What follows is a set of records; repeat all of them exactly.
»»
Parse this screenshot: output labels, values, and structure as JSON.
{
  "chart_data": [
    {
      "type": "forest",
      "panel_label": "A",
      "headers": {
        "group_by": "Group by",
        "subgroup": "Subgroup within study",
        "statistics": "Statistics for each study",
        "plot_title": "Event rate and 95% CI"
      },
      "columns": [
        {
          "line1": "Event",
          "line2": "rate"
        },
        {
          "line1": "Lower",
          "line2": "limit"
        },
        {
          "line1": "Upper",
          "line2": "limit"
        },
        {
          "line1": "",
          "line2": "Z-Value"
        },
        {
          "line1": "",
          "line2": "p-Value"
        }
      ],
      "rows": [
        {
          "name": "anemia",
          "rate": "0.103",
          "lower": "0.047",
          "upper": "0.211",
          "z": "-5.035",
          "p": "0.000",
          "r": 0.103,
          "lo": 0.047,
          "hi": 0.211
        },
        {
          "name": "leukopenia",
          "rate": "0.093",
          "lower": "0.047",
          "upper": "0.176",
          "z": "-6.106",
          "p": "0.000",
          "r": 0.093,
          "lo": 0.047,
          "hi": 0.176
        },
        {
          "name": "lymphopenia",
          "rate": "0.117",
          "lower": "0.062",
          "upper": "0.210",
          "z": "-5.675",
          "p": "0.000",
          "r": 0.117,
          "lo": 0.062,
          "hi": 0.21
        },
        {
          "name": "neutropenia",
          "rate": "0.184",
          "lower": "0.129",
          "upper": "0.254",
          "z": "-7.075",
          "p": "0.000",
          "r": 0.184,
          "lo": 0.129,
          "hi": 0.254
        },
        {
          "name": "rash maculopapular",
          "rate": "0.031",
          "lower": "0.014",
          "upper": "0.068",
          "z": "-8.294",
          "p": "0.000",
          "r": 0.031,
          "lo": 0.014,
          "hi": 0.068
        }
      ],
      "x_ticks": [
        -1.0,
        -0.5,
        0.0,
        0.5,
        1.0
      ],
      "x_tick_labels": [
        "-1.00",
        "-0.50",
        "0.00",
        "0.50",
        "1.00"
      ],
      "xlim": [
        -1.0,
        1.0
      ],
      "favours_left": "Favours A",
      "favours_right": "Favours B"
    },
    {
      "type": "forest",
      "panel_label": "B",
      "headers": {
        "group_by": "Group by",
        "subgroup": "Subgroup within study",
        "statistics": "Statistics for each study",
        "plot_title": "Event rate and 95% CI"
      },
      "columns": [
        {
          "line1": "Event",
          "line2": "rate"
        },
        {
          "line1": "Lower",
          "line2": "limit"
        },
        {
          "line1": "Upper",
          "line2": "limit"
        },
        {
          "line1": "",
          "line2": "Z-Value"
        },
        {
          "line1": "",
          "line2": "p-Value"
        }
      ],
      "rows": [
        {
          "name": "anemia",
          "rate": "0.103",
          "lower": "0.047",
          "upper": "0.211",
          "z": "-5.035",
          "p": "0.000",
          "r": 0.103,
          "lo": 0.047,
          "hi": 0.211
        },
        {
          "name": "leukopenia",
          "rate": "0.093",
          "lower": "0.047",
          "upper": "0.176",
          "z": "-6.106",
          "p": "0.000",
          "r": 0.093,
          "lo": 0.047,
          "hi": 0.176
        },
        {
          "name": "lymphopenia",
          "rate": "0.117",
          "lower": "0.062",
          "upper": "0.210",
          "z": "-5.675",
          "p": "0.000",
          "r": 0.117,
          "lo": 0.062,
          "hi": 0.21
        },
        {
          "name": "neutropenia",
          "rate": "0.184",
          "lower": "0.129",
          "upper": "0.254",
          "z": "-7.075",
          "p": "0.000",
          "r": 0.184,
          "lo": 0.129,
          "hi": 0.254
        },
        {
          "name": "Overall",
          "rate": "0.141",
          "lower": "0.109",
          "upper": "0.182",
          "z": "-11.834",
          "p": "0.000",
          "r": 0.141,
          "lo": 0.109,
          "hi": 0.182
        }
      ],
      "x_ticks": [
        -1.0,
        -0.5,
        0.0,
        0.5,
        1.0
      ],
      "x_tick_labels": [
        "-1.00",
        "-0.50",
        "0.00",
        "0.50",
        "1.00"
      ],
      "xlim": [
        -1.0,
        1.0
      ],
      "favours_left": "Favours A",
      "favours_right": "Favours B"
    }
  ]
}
««
In response
Parse this screenshot: output labels, values, and structure as JSON.
{
  "chart_data": [
    {
      "type": "forest",
      "panel_label": "A",
      "headers": {
        "group_by": "Group by",
        "subgroup": "Subgroup within study",
        "statistics": "Statistics for each study",
        "plot_title": "Event rate and 95% CI"
      },
      "columns": [
        {
          "line1": "Event",
          "line2": "rate"
        },
        {
          "line1": "Lower",
          "line2": "limit"
        },
        {
          "line1": "Upper",
          "line2": "limit"
        },
        {
          "line1": "",
          "line2": "Z-Value"
        },
        {
          "line1": "",
          "line2": "p-Value"
        }
      ],
      "rows": [
        {
          "name": "anemia",
          "rate": "0.103",
          "lower": "0.047",
          "upper": "0.211",
          "z": "-5.035",
          "p": "0.000",
          "r": 0.103,
          "lo": 0.047,
          "hi": 0.211
        },
        {
          "name": "leukopenia",
          "rate": "0.093",
          "lower": "0.047",
          "upper": "0.176",
          "z": "-6.106",
          "p": "0.000",
          "r": 0.093,
          "lo": 0.047,
          "hi": 0.176
        },
        {
          "name": "lymphopenia",
          "rate": "0.117",
          "lower": "0.062",
          "upper": "0.210",
          "z": "-5.675",
          "p": "0.000",
          "r": 0.117,
          "lo": 0.062,
          "hi": 0.21
        },
        {
          "name": "neutropenia",
          "rate": "0.184",
          "lower": "0.129",
          "upper": "0.254",
          "z": "-7.075",
          "p": "0.000",
          "r": 0.184,
          "lo": 0.129,
          "hi": 0.254
        },
        {
          "name": "rash maculopapular",
          "rate": "0.031",
          "lower": "0.014",
          "upper": "0.068",
          "z": "-8.294",
          "p": "0.000",
          "r": 0.031,
          "lo": 0.014,
          "hi": 0.068
        }
      ],
      "x_ticks": [
        -1.0,
        -0.5,
        0.0,
        0.5,
        1.0
      ],
      "x_tick_labels": [
        "-1.00",
        "-0.50",
        "0.00",
        "0.50",
        "1.00"
      ],
      "xlim": [
        -1.0,
        1.0
      ],
      "favours_left": "Favours A",
      "favours_right": "Favours B"
    },
    {
      "type": "forest",
      "panel_label": "B",
      "headers": {
        "group_by": "Group by",
        "subgroup": "Subgroup within study",
        "statistics": "Statistics for each study",
        "plot_title": "Event rate and 95% CI"
      },
      "columns": [
        {
          "line1": "Event",
          "line2": "rate"
        },
        {
          "line1": "Lower",
          "line2": "limit"
        },
        {
          "line1": "Upper",
          "line2": "limit"
        },
        {
          "line1": "",
          "line2": "Z-Value"
        },
        {
          "line1": "",
          "line2": "p-Value"
        }
      ],
      "rows": [
        {
          "name": "anemia",
          "rate": "0.103",
          "lower": "0.047",
          "upper": "0.211",
          "z": "-5.035",
          "p": "0.000",
          "r": 0.103,
          "lo": 0.047,
          "hi": 0.211
        },
        {
          "name": "leukopenia",
          "rate": "0.093",
          "lower": "0.047",
          "upper": "0.176",
          "z": "-6.106",
          "p": "0.000",
          "r": 0.093,
          "lo": 0.047,
          "hi": 0.176
        },
        {
          "name": "lymphopenia",
          "rate": "0.117",
          "lower": "0.062",
          "upper": "0.210",
          "z": "-5.675",
          "p": "0.000",
          "r": 0.117,
          "lo": 0.062,
          "hi": 0.21
        },
        {
          "name": "neutropenia",
          "rate": "0.184",
          "lower": "0.129",
          "upper": "0.254",
          "z": "-7.075",
          "p": "0.000",
          "r": 0.184,
          "lo": 0.129,
          "hi": 0.254
        },
        {
          "name": "Overall",
          "rate": "0.141",
          "lower": "0.109",
          "upper": "0.182",
          "z": "-11.834",
          "p": "0.000",
          "r": 0.141,
          "lo": 0.109,
          "hi": 0.182
        }
      ],
      "x_ticks": [
        -1.0,
        -0.5,
        0.0,
        0.5,
        1.0
      ],
      "x_tick_labels": [
        "-1.00",
        "-0.50",
        "0.00",
        "0.50",
        "1.00"
      ],
      "xlim": [
        -1.0,
        1.0
      ],
      "favours_left": "Favours A",
      "favours_right": "Favours B"
    }
  ]
}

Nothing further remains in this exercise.